What you will do :: Your copy should contain exactly the lines from the one that holds "Extract the structured" through the end of the material, reproduced as written, with no pictures.

Records for the exercise ::
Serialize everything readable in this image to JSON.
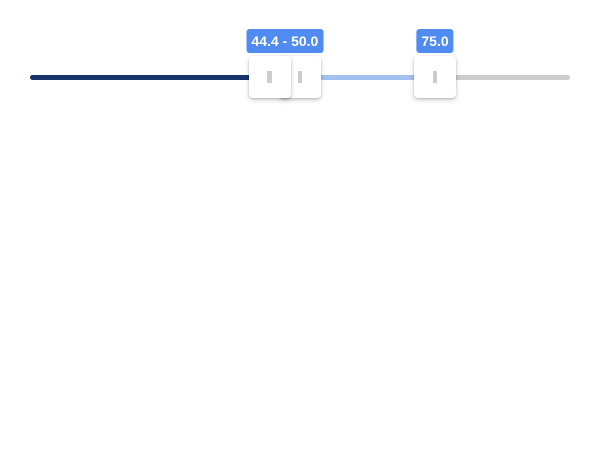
{
  "slider": {
    "min": 0,
    "max": 100,
    "values": [
      44.4,
      50.0,
      75.0
    ],
    "tooltips": {
      "merged": "44.4 - 50.0",
      "third": "75.0"
    },
    "colors": {
      "track_rest": "#cccccc",
      "track_low": "#16346b",
      "track_range": "#a3c1f0",
      "tooltip_bg": "#4f8bf0",
      "handle_bg": "#ffffff",
      "grip": "#cccccc"
    },
    "icons": {
      "grip": "vertical-bar-grip-icon"
    }
  }
}
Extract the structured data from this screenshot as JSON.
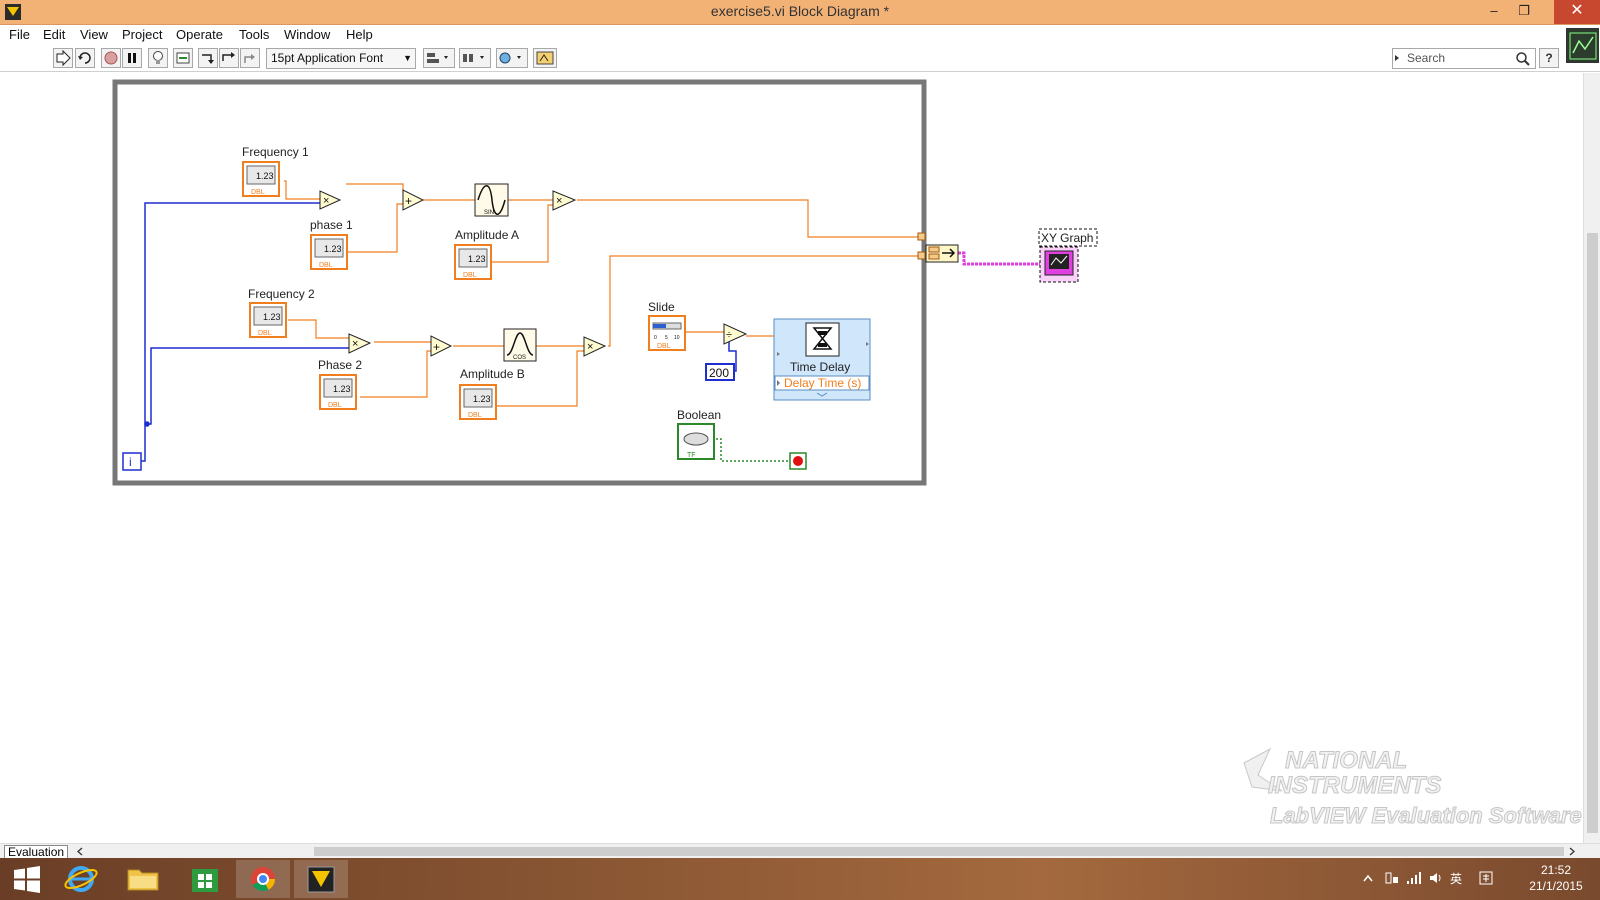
{
  "window": {
    "title": "exercise5.vi Block Diagram *",
    "minimize_glyph": "–",
    "restore_glyph": "❐",
    "close_glyph": "✕"
  },
  "menu": [
    "File",
    "Edit",
    "View",
    "Project",
    "Operate",
    "Tools",
    "Window",
    "Help"
  ],
  "toolbar": {
    "font_selector": "15pt Application Font",
    "search_placeholder": "Search",
    "help_glyph": "?"
  },
  "diagram": {
    "labels": {
      "frequency1": "Frequency 1",
      "phase1": "phase 1",
      "amplitudeA": "Amplitude A",
      "frequency2": "Frequency 2",
      "phase2": "Phase 2",
      "amplitudeB": "Amplitude B",
      "slide": "Slide",
      "boolean": "Boolean",
      "xygraph": "XY Graph",
      "time_delay": "Time Delay",
      "delay_time": "Delay Time (s)"
    },
    "constants": {
      "divisor": "200"
    },
    "terminal_text": {
      "numeric": "1.23",
      "dbl": "DBL",
      "tf": "TF",
      "iteration": "i"
    },
    "operators": {
      "multiply": "×",
      "add": "+",
      "divide": "÷"
    },
    "functions": {
      "sine": "SIN",
      "cosine": "COS"
    },
    "slide_scale": [
      "0",
      "5",
      "10"
    ]
  },
  "watermark": {
    "line1": "NATIONAL",
    "line2": "INSTRUMENTS",
    "line3": "LabVIEW Evaluation Software"
  },
  "status": {
    "evaluation_tab": "Evaluation"
  },
  "taskbar": {
    "time": "21:52",
    "date": "21/1/2015",
    "ime": "英"
  },
  "colors": {
    "title_bar": "#f2b276",
    "double_wire": "#f07e1e",
    "integer_wire": "#1e2fd0",
    "boolean_wire": "#2a8a2a",
    "cluster_wire": "#e040e0"
  }
}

Correct result ::
Extract the structured data from this screenshot as JSON.
{
  "window": {
    "title": "exercise5.vi Block Diagram *",
    "minimize_glyph": "–",
    "restore_glyph": "❐",
    "close_glyph": "✕"
  },
  "menu": [
    "File",
    "Edit",
    "View",
    "Project",
    "Operate",
    "Tools",
    "Window",
    "Help"
  ],
  "toolbar": {
    "font_selector": "15pt Application Font",
    "search_placeholder": "Search",
    "help_glyph": "?"
  },
  "diagram": {
    "labels": {
      "frequency1": "Frequency 1",
      "phase1": "phase 1",
      "amplitudeA": "Amplitude A",
      "frequency2": "Frequency 2",
      "phase2": "Phase 2",
      "amplitudeB": "Amplitude B",
      "slide": "Slide",
      "boolean": "Boolean",
      "xygraph": "XY Graph",
      "time_delay": "Time Delay",
      "delay_time": "Delay Time (s)"
    },
    "constants": {
      "divisor": "200"
    },
    "terminal_text": {
      "numeric": "1.23",
      "dbl": "DBL",
      "tf": "TF",
      "iteration": "i"
    },
    "operators": {
      "multiply": "×",
      "add": "+",
      "divide": "÷"
    },
    "functions": {
      "sine": "SIN",
      "cosine": "COS"
    },
    "slide_scale": [
      "0",
      "5",
      "10"
    ]
  },
  "watermark": {
    "line1": "NATIONAL",
    "line2": "INSTRUMENTS",
    "line3": "LabVIEW Evaluation Software"
  },
  "status": {
    "evaluation_tab": "Evaluation"
  },
  "taskbar": {
    "time": "21:52",
    "date": "21/1/2015",
    "ime": "英"
  },
  "colors": {
    "title_bar": "#f2b276",
    "double_wire": "#f07e1e",
    "integer_wire": "#1e2fd0",
    "boolean_wire": "#2a8a2a",
    "cluster_wire": "#e040e0"
  }
}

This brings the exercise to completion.